- RECORDS SUPPLIED -
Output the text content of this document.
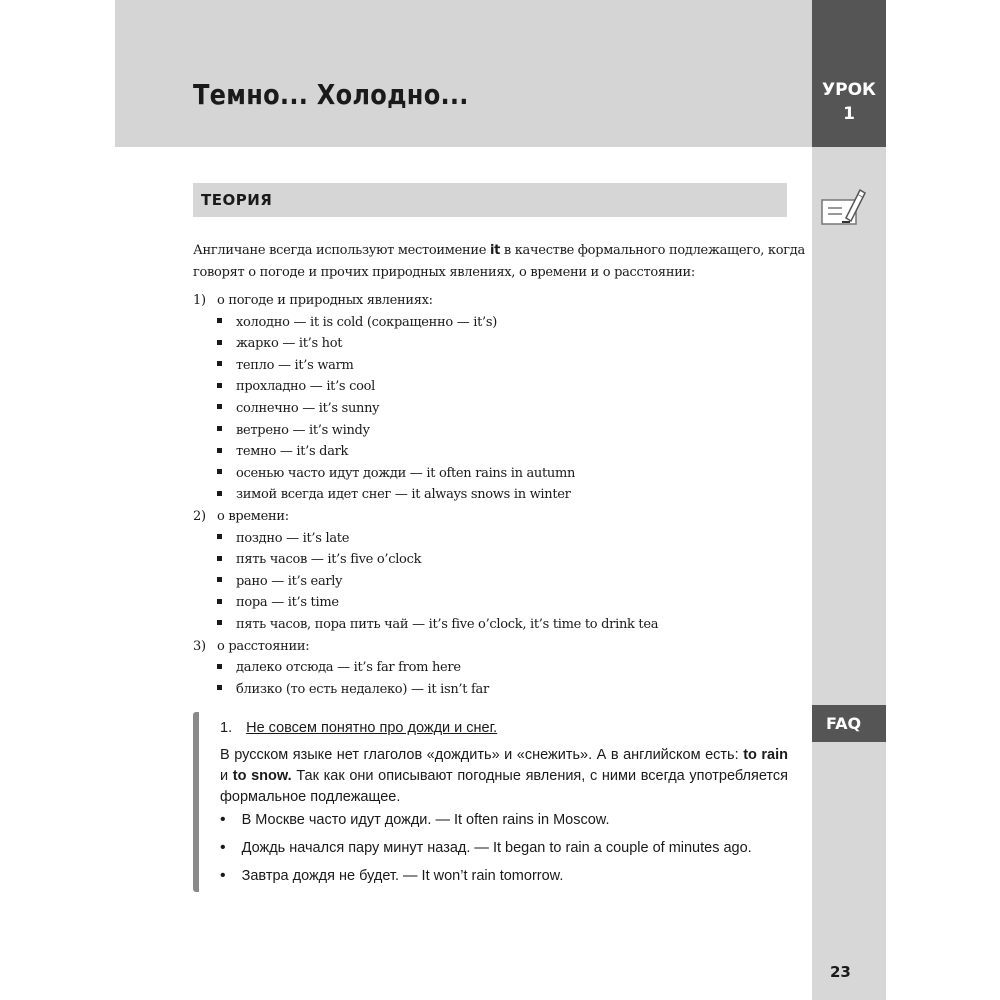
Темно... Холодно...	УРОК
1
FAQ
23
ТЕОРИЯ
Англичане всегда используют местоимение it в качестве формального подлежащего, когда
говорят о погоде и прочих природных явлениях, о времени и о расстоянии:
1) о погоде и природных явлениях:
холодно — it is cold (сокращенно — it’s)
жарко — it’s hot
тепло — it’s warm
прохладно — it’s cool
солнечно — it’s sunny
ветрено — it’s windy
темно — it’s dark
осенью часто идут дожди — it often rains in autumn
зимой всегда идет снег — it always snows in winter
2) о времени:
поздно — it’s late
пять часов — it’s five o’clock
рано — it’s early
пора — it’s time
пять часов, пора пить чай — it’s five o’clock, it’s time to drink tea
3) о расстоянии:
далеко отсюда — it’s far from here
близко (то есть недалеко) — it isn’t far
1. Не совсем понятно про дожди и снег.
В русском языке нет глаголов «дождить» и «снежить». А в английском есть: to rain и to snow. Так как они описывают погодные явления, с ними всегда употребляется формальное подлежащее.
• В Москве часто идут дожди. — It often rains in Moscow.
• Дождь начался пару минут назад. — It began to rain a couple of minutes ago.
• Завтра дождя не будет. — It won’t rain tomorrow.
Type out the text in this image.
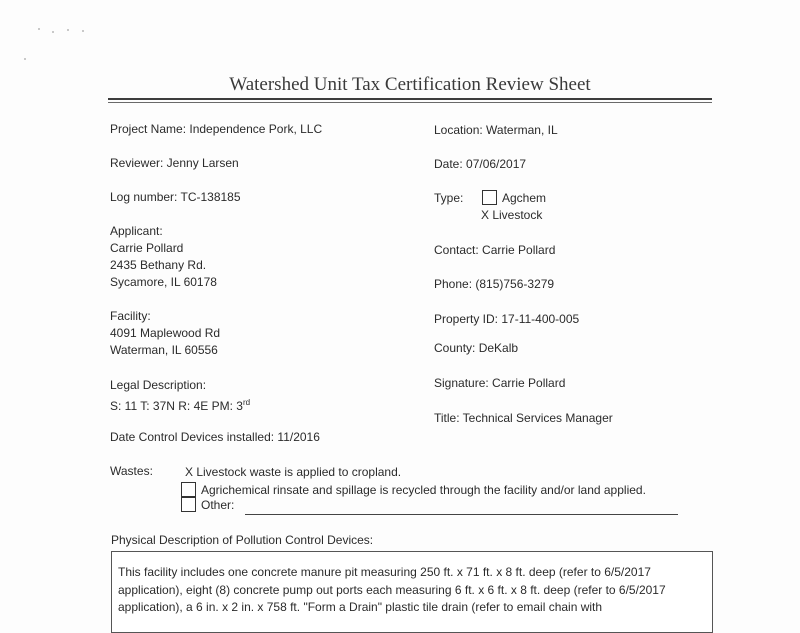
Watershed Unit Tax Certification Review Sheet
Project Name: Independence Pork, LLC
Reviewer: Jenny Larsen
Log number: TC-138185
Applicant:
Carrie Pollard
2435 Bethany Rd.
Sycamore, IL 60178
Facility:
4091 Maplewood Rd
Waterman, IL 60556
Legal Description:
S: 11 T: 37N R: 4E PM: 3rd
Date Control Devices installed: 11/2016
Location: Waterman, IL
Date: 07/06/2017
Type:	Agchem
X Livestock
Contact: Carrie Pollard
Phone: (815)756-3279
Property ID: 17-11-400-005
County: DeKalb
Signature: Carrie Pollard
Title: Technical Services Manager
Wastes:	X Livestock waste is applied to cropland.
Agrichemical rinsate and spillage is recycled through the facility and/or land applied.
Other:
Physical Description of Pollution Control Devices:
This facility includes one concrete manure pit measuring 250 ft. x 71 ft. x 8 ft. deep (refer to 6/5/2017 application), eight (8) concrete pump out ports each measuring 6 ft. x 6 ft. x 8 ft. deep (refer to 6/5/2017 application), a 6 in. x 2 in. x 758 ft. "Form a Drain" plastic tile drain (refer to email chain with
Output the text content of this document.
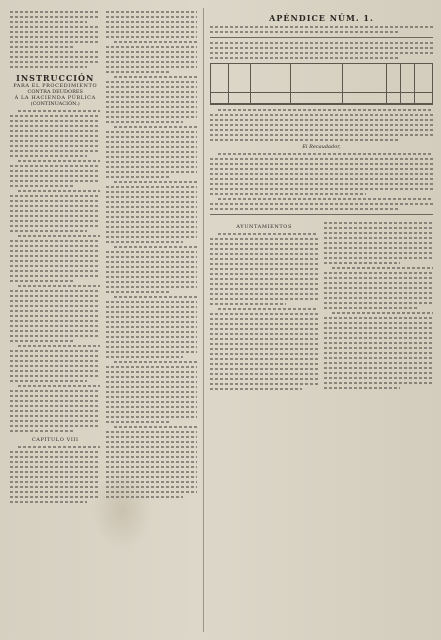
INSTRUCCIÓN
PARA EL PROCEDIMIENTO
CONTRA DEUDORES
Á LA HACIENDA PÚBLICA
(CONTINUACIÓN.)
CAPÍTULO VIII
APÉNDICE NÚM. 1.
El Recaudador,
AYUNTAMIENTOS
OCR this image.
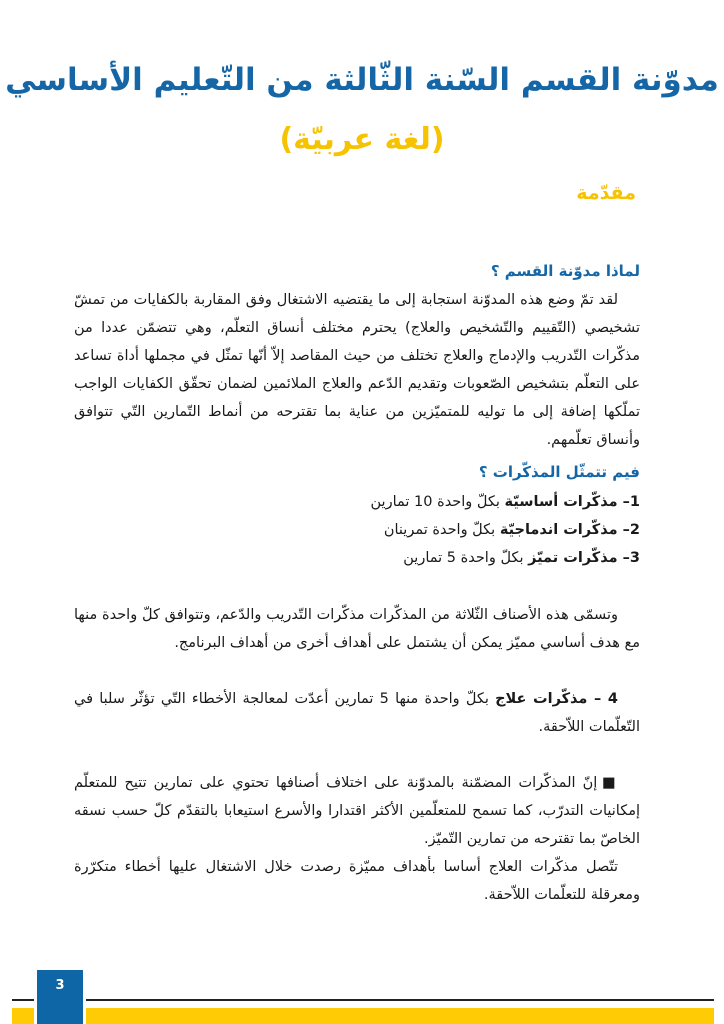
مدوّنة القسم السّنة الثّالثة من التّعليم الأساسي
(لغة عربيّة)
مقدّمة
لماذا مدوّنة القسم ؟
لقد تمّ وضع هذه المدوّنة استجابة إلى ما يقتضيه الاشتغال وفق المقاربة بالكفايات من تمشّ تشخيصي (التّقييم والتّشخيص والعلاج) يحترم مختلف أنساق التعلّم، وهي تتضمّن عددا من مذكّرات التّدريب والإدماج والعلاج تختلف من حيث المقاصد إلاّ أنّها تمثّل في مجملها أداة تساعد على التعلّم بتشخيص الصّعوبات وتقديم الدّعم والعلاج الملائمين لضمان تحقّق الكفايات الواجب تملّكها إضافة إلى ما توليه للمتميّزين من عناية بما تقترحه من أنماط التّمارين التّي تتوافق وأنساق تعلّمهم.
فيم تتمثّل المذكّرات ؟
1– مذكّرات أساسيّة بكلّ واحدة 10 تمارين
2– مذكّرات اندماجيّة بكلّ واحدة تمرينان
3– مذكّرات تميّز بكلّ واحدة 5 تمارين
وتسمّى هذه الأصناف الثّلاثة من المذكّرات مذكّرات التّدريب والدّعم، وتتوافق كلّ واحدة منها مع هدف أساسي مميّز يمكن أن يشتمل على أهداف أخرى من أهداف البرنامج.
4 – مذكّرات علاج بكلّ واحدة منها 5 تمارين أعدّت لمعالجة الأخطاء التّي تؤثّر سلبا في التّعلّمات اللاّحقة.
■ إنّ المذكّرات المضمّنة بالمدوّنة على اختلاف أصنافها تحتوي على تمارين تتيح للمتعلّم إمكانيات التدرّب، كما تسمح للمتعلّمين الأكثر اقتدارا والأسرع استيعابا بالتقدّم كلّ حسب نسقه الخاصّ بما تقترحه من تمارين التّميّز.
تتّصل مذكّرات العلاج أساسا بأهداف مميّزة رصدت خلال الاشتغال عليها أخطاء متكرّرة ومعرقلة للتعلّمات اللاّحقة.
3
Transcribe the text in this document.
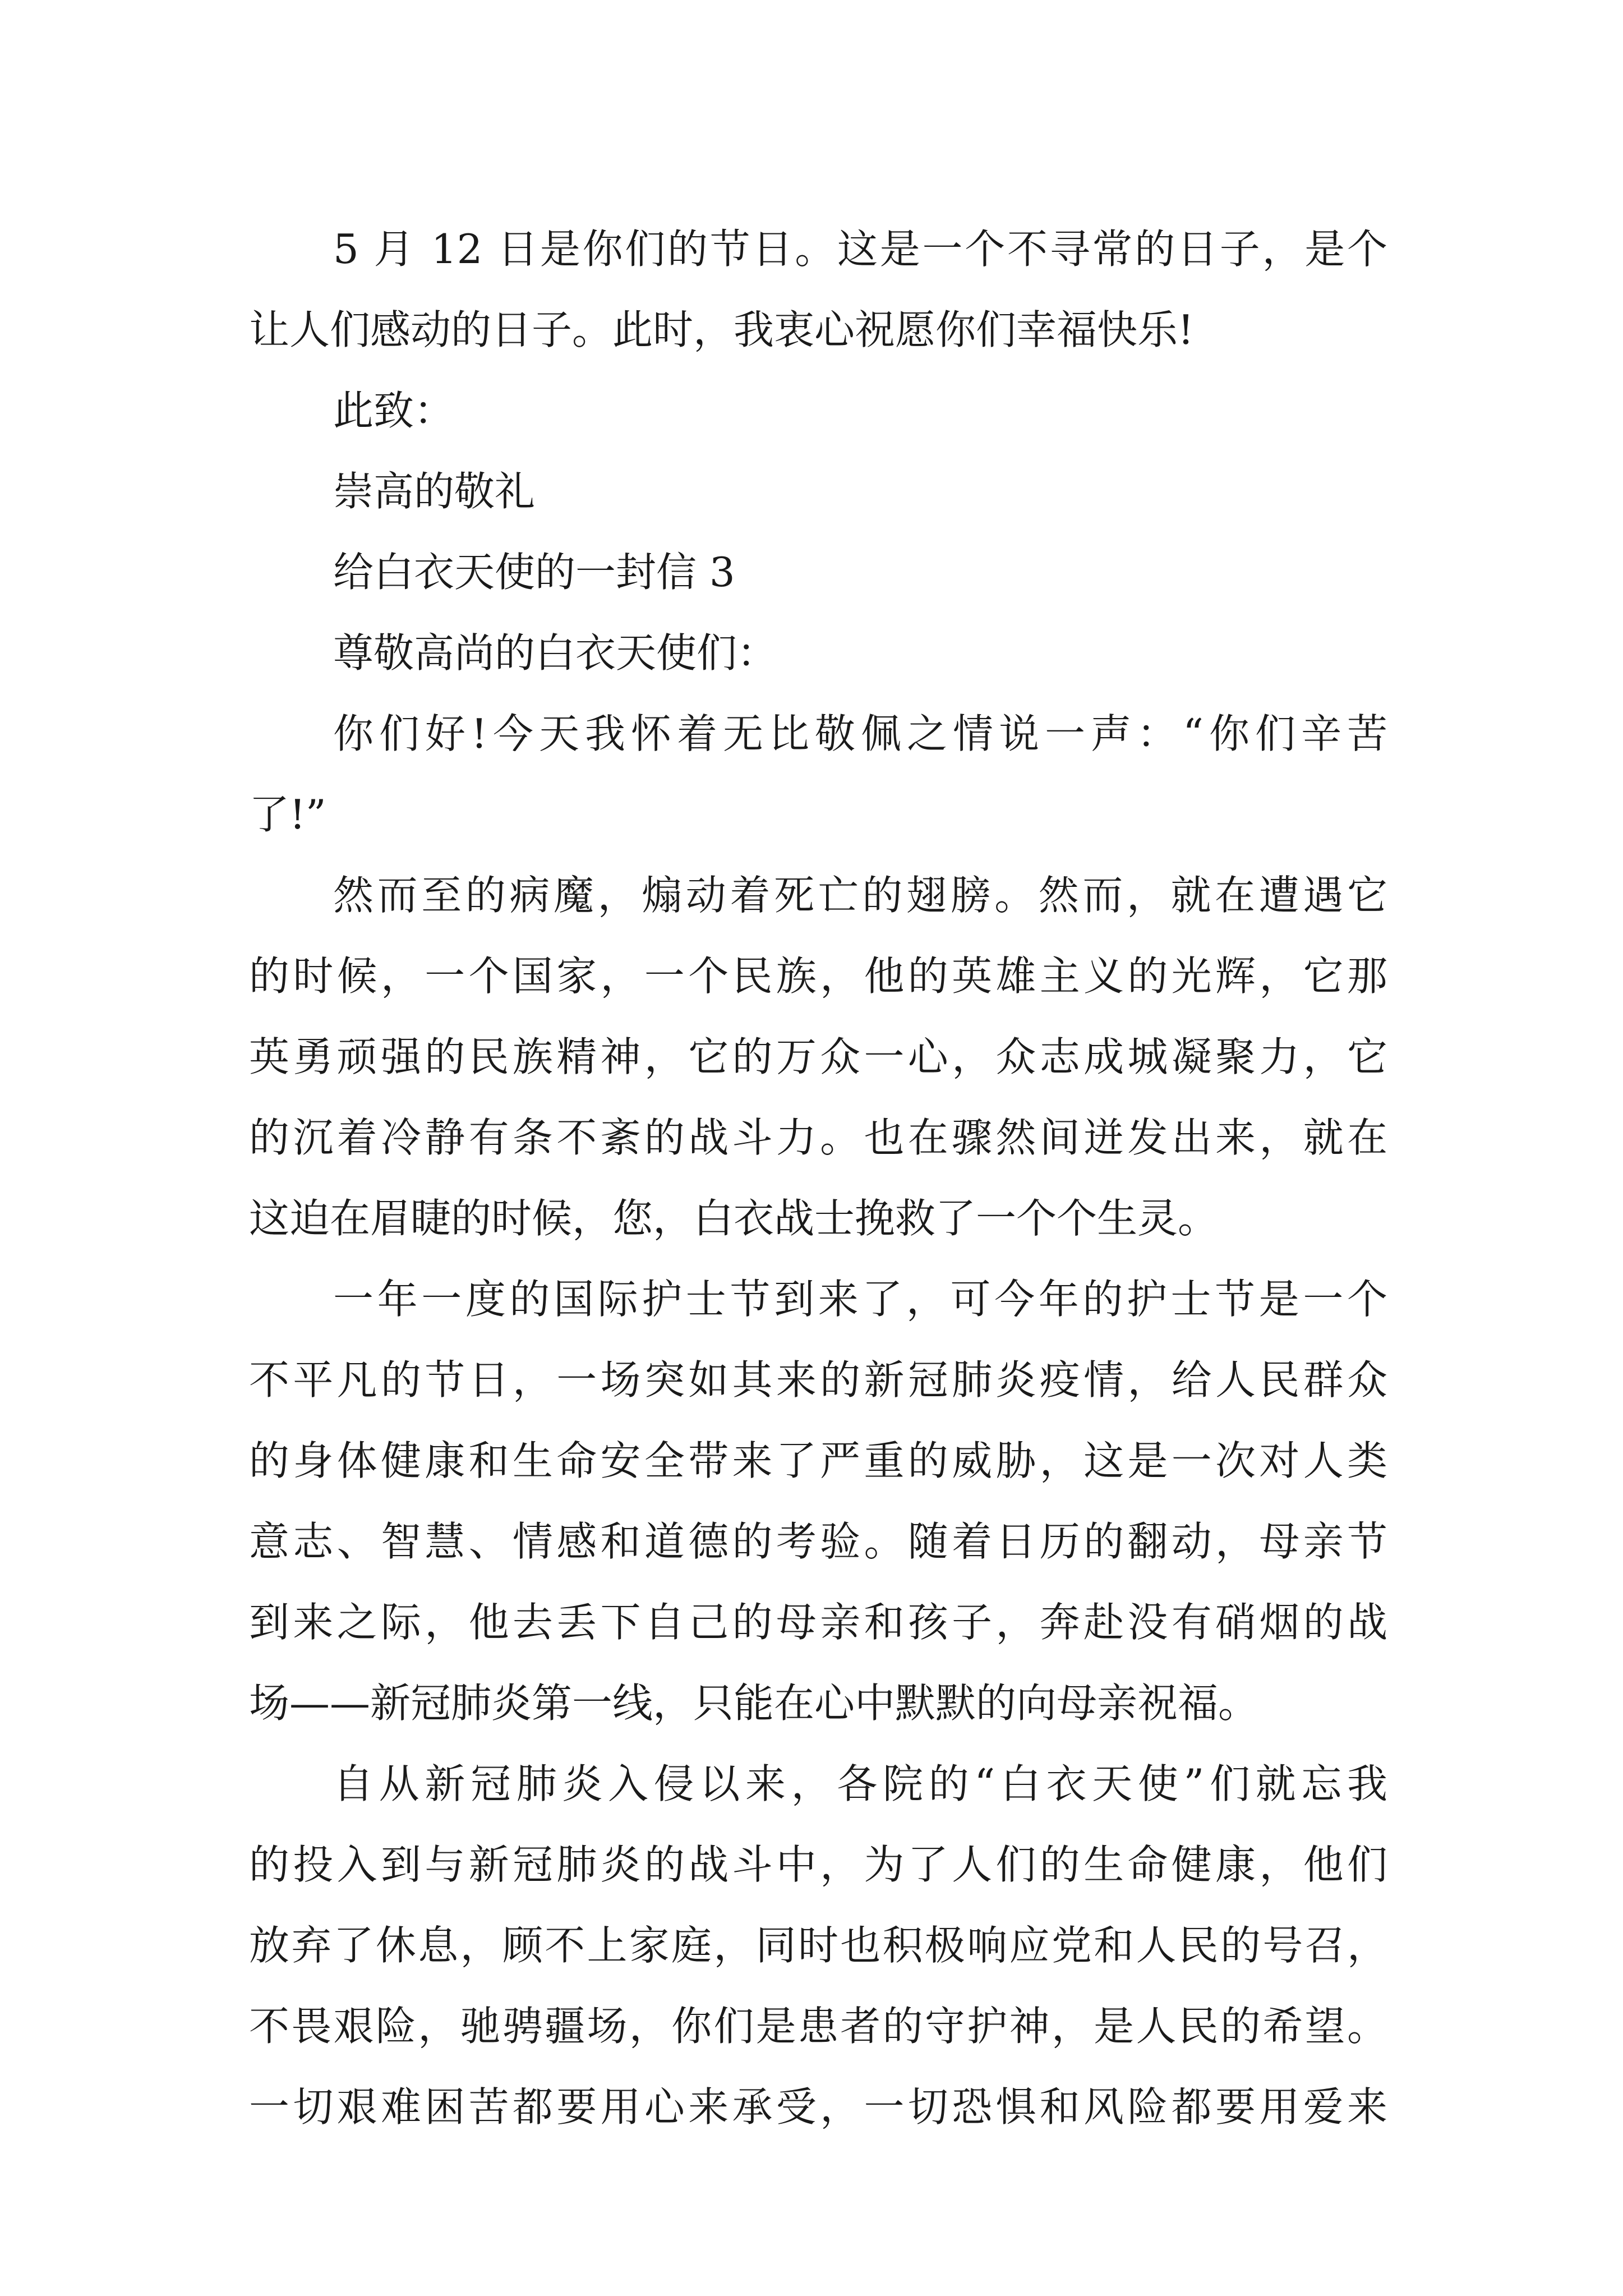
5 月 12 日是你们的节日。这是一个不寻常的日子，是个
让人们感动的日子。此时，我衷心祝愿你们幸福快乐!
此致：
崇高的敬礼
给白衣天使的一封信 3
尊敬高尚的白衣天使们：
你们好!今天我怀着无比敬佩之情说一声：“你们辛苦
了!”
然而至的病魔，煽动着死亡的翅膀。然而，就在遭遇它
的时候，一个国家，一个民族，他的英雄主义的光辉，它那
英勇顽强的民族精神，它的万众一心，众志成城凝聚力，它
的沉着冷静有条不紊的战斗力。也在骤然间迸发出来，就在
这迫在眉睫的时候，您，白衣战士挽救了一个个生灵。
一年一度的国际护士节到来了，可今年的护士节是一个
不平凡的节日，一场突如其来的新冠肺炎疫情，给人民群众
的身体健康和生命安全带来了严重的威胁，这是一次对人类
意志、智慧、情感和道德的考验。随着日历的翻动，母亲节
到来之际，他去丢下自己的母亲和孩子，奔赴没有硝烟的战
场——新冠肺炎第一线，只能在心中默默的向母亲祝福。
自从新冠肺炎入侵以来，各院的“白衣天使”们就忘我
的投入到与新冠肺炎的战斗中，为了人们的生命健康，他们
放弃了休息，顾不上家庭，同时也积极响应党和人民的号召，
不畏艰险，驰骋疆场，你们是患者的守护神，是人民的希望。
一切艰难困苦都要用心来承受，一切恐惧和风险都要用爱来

- TASK DETAILS -
Every record above should be transcribed exactly; the pictures stay out of the copy.

- OUTPUT -
Output the text content of this document.
Темно... Холодно...	УРОК
1
FAQ
23
ТЕОРИЯ
Англичане всегда используют местоимение it в качестве формального подлежащего, когда
говорят о погоде и прочих природных явлениях, о времени и о расстоянии:
1) о погоде и природных явлениях:
холодно — it is cold (сокращенно — it’s)
жарко — it’s hot
тепло — it’s warm
прохладно — it’s cool
солнечно — it’s sunny
ветрено — it’s windy
темно — it’s dark
осенью часто идут дожди — it often rains in autumn
зимой всегда идет снег — it always snows in winter
2) о времени:
поздно — it’s late
пять часов — it’s five o’clock
рано — it’s early
пора — it’s time
пять часов, пора пить чай — it’s five o’clock, it’s time to drink tea
3) о расстоянии:
далеко отсюда — it’s far from here
близко (то есть недалеко) — it isn’t far
1. Не совсем понятно про дожди и снег.
В русском языке нет глаголов «дождить» и «снежить». А в английском есть: to rain и to snow. Так как они описывают погодные явления, с ними всегда употребляется формальное подлежащее.
• В Москве часто идут дожди. — It often rains in Moscow.
• Дождь начался пару минут назад. — It began to rain a couple of minutes ago.
• Завтра дождя не будет. — It won’t rain tomorrow.
Type out the text in this image.
Watershed Unit Tax Certification Review Sheet
Project Name: Independence Pork, LLC
Reviewer: Jenny Larsen
Log number: TC-138185
Applicant:
Carrie Pollard
2435 Bethany Rd.
Sycamore, IL 60178
Facility:
4091 Maplewood Rd
Waterman, IL 60556
Legal Description:
S: 11 T: 37N R: 4E PM: 3rd
Date Control Devices installed: 11/2016
Location: Waterman, IL
Date: 07/06/2017
Type:	Agchem
X Livestock
Contact: Carrie Pollard
Phone: (815)756-3279
Property ID: 17-11-400-005
County: DeKalb
Signature: Carrie Pollard
Title: Technical Services Manager
Wastes:	X Livestock waste is applied to cropland.
Agrichemical rinsate and spillage is recycled through the facility and/or land applied.
Other:
Physical Description of Pollution Control Devices:
This facility includes one concrete manure pit measuring 250 ft. x 71 ft. x 8 ft. deep (refer to 6/5/2017 application), eight (8) concrete pump out ports each measuring 6 ft. x 6 ft. x 8 ft. deep (refer to 6/5/2017 application), a 6 in. x 2 in. x 758 ft. "Form a Drain" plastic tile drain (refer to email chain with
Output the text content of this document.
INSTRUCCIÓN
PARA EL PROCEDIMIENTO
CONTRA DEUDORES
Á LA HACIENDA PÚBLICA
(CONTINUACIÓN.)
CAPÍTULO VIII
APÉNDICE NÚM. 1.
El Recaudador,
AYUNTAMIENTOS
OCR this image.
مدوّنة القسم السّنة الثّالثة من التّعليم الأساسي
(لغة عربيّة)
مقدّمة
لماذا مدوّنة القسم ؟
لقد تمّ وضع هذه المدوّنة استجابة إلى ما يقتضيه الاشتغال وفق المقاربة بالكفايات من تمشّ تشخيصي (التّقييم والتّشخيص والعلاج) يحترم مختلف أنساق التعلّم، وهي تتضمّن عددا من مذكّرات التّدريب والإدماج والعلاج تختلف من حيث المقاصد إلاّ أنّها تمثّل في مجملها أداة تساعد على التعلّم بتشخيص الصّعوبات وتقديم الدّعم والعلاج الملائمين لضمان تحقّق الكفايات الواجب تملّكها إضافة إلى ما توليه للمتميّزين من عناية بما تقترحه من أنماط التّمارين التّي تتوافق وأنساق تعلّمهم.
فيم تتمثّل المذكّرات ؟
1– مذكّرات أساسيّة بكلّ واحدة 10 تمارين
2– مذكّرات اندماجيّة بكلّ واحدة تمرينان
3– مذكّرات تميّز بكلّ واحدة 5 تمارين
وتسمّى هذه الأصناف الثّلاثة من المذكّرات مذكّرات التّدريب والدّعم، وتتوافق كلّ واحدة منها مع هدف أساسي مميّز يمكن أن يشتمل على أهداف أخرى من أهداف البرنامج.
4 – مذكّرات علاج بكلّ واحدة منها 5 تمارين أعدّت لمعالجة الأخطاء التّي تؤثّر سلبا في التّعلّمات اللاّحقة.
■ إنّ المذكّرات المضمّنة بالمدوّنة على اختلاف أصنافها تحتوي على تمارين تتيح للمتعلّم إمكانيات التدرّب، كما تسمح للمتعلّمين الأكثر اقتدارا والأسرع استيعابا بالتقدّم كلّ حسب نسقه الخاصّ بما تقترحه من تمارين التّميّز.
تتّصل مذكّرات العلاج أساسا بأهداف مميّزة رصدت خلال الاشتغال عليها أخطاء متكرّرة ومعرقلة للتعلّمات اللاّحقة.
3
Transcribe the text in this document.
5 月 12 日是你们的节日。这是一个不寻常的日子，是个
让人们感动的日子。此时，我衷心祝愿你们幸福快乐!
此致：
崇高的敬礼
给白衣天使的一封信 3
尊敬高尚的白衣天使们：
你们好!今天我怀着无比敬佩之情说一声：“你们辛苦
了!”
然而至的病魔，煽动着死亡的翅膀。然而，就在遭遇它
的时候，一个国家，一个民族，他的英雄主义的光辉，它那
英勇顽强的民族精神，它的万众一心，众志成城凝聚力，它
的沉着冷静有条不紊的战斗力。也在骤然间迸发出来，就在
这迫在眉睫的时候，您，白衣战士挽救了一个个生灵。
一年一度的国际护士节到来了，可今年的护士节是一个
不平凡的节日，一场突如其来的新冠肺炎疫情，给人民群众
的身体健康和生命安全带来了严重的威胁，这是一次对人类
意志、智慧、情感和道德的考验。随着日历的翻动，母亲节
到来之际，他去丢下自己的母亲和孩子，奔赴没有硝烟的战
场——新冠肺炎第一线，只能在心中默默的向母亲祝福。
自从新冠肺炎入侵以来，各院的“白衣天使”们就忘我
的投入到与新冠肺炎的战斗中，为了人们的生命健康，他们
放弃了休息，顾不上家庭，同时也积极响应党和人民的号召，
不畏艰险，驰骋疆场，你们是患者的守护神，是人民的希望。
一切艰难困苦都要用心来承受，一切恐惧和风险都要用爱来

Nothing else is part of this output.